The entries below should be given again exactly, minus their pictures.

_AVAILABLE DATA_
════════════════════
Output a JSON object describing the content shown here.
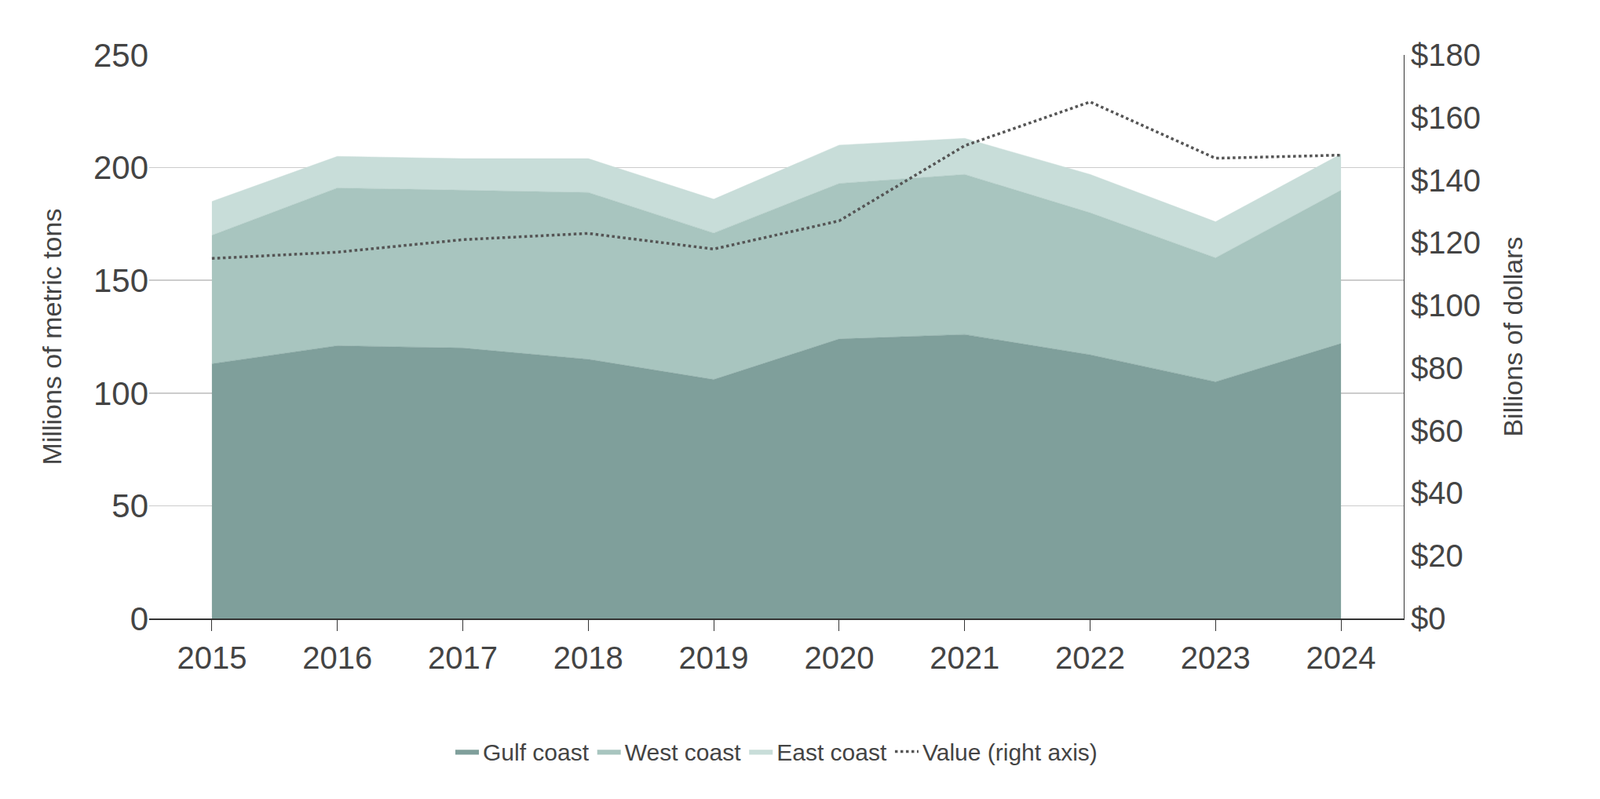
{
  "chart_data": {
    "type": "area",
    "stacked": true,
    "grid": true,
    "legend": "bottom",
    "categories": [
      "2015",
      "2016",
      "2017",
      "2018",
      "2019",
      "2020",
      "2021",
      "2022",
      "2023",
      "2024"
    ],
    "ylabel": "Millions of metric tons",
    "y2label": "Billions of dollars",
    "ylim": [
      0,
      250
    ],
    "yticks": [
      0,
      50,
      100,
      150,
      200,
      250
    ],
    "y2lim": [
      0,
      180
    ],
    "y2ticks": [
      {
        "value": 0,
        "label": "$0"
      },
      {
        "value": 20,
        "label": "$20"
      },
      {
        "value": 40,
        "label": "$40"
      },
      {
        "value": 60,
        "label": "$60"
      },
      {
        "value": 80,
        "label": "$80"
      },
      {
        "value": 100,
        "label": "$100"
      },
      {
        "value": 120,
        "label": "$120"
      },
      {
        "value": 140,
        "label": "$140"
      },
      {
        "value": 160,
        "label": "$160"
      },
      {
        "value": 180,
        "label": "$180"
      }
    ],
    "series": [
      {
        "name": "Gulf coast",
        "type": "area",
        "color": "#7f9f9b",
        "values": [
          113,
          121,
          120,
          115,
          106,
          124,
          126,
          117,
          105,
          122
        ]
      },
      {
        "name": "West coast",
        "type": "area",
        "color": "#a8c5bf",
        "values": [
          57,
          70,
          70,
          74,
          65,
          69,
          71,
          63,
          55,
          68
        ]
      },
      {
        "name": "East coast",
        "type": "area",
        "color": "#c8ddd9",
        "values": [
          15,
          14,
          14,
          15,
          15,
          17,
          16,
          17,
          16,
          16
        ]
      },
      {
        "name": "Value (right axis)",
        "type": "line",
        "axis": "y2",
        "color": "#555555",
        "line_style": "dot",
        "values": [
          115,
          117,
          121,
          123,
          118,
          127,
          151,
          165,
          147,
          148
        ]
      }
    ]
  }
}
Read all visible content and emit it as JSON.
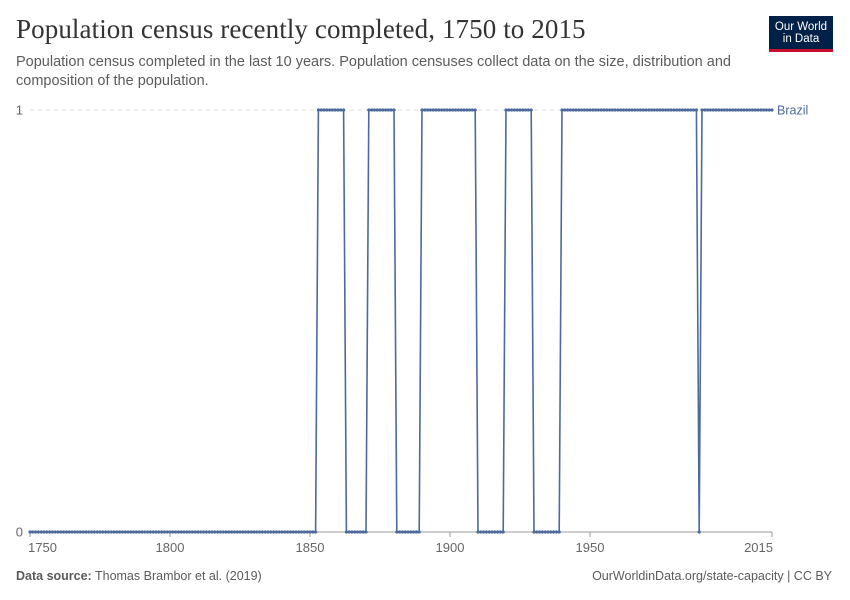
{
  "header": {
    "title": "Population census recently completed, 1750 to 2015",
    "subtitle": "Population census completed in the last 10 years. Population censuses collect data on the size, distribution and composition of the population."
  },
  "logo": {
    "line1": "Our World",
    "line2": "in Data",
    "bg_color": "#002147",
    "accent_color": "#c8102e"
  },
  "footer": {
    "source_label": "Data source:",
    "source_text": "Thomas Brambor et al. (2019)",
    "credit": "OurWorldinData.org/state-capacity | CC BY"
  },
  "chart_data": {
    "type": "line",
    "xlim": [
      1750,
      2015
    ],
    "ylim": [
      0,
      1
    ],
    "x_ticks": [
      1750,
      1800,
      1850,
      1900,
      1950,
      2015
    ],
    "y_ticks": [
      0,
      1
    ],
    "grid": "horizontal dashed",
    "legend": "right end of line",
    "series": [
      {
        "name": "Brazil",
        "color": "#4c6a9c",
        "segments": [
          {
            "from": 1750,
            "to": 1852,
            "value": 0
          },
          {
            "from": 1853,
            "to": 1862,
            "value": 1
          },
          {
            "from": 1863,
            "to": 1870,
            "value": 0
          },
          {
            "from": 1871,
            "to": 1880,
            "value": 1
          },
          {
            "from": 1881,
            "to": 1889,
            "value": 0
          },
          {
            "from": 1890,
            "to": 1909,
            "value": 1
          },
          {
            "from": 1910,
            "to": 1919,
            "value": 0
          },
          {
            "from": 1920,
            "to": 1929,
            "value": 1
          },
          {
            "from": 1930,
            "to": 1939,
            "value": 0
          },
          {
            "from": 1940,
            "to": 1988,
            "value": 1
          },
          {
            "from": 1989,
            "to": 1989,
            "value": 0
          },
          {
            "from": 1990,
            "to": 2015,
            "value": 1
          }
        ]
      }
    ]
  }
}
════════════════════
_SOLUTION TO THIS TASK_
Output a JSON object describing the content shown here.
{
  "chart_data": {
    "type": "area",
    "stacked": true,
    "grid": true,
    "legend": "bottom",
    "categories": [
      "2015",
      "2016",
      "2017",
      "2018",
      "2019",
      "2020",
      "2021",
      "2022",
      "2023",
      "2024"
    ],
    "ylabel": "Millions of metric tons",
    "y2label": "Billions of dollars",
    "ylim": [
      0,
      250
    ],
    "yticks": [
      0,
      50,
      100,
      150,
      200,
      250
    ],
    "y2lim": [
      0,
      180
    ],
    "y2ticks": [
      {
        "value": 0,
        "label": "$0"
      },
      {
        "value": 20,
        "label": "$20"
      },
      {
        "value": 40,
        "label": "$40"
      },
      {
        "value": 60,
        "label": "$60"
      },
      {
        "value": 80,
        "label": "$80"
      },
      {
        "value": 100,
        "label": "$100"
      },
      {
        "value": 120,
        "label": "$120"
      },
      {
        "value": 140,
        "label": "$140"
      },
      {
        "value": 160,
        "label": "$160"
      },
      {
        "value": 180,
        "label": "$180"
      }
    ],
    "series": [
      {
        "name": "Gulf coast",
        "type": "area",
        "color": "#7f9f9b",
        "values": [
          113,
          121,
          120,
          115,
          106,
          124,
          126,
          117,
          105,
          122
        ]
      },
      {
        "name": "West coast",
        "type": "area",
        "color": "#a8c5bf",
        "values": [
          57,
          70,
          70,
          74,
          65,
          69,
          71,
          63,
          55,
          68
        ]
      },
      {
        "name": "East coast",
        "type": "area",
        "color": "#c8ddd9",
        "values": [
          15,
          14,
          14,
          15,
          15,
          17,
          16,
          17,
          16,
          16
        ]
      },
      {
        "name": "Value (right axis)",
        "type": "line",
        "axis": "y2",
        "color": "#555555",
        "line_style": "dot",
        "values": [
          115,
          117,
          121,
          123,
          118,
          127,
          151,
          165,
          147,
          148
        ]
      }
    ]
  }
}
Read all visible content and emit it as JSON.
{
  "header": {
    "title": "Population census recently completed, 1750 to 2015",
    "subtitle": "Population census completed in the last 10 years. Population censuses collect data on the size, distribution and composition of the population."
  },
  "logo": {
    "line1": "Our World",
    "line2": "in Data",
    "bg_color": "#002147",
    "accent_color": "#c8102e"
  },
  "footer": {
    "source_label": "Data source:",
    "source_text": "Thomas Brambor et al. (2019)",
    "credit": "OurWorldinData.org/state-capacity | CC BY"
  },
  "chart_data": {
    "type": "line",
    "xlim": [
      1750,
      2015
    ],
    "ylim": [
      0,
      1
    ],
    "x_ticks": [
      1750,
      1800,
      1850,
      1900,
      1950,
      2015
    ],
    "y_ticks": [
      0,
      1
    ],
    "grid": "horizontal dashed",
    "legend": "right end of line",
    "series": [
      {
        "name": "Brazil",
        "color": "#4c6a9c",
        "segments": [
          {
            "from": 1750,
            "to": 1852,
            "value": 0
          },
          {
            "from": 1853,
            "to": 1862,
            "value": 1
          },
          {
            "from": 1863,
            "to": 1870,
            "value": 0
          },
          {
            "from": 1871,
            "to": 1880,
            "value": 1
          },
          {
            "from": 1881,
            "to": 1889,
            "value": 0
          },
          {
            "from": 1890,
            "to": 1909,
            "value": 1
          },
          {
            "from": 1910,
            "to": 1919,
            "value": 0
          },
          {
            "from": 1920,
            "to": 1929,
            "value": 1
          },
          {
            "from": 1930,
            "to": 1939,
            "value": 0
          },
          {
            "from": 1940,
            "to": 1988,
            "value": 1
          },
          {
            "from": 1989,
            "to": 1989,
            "value": 0
          },
          {
            "from": 1990,
            "to": 2015,
            "value": 1
          }
        ]
      }
    ]
  }
}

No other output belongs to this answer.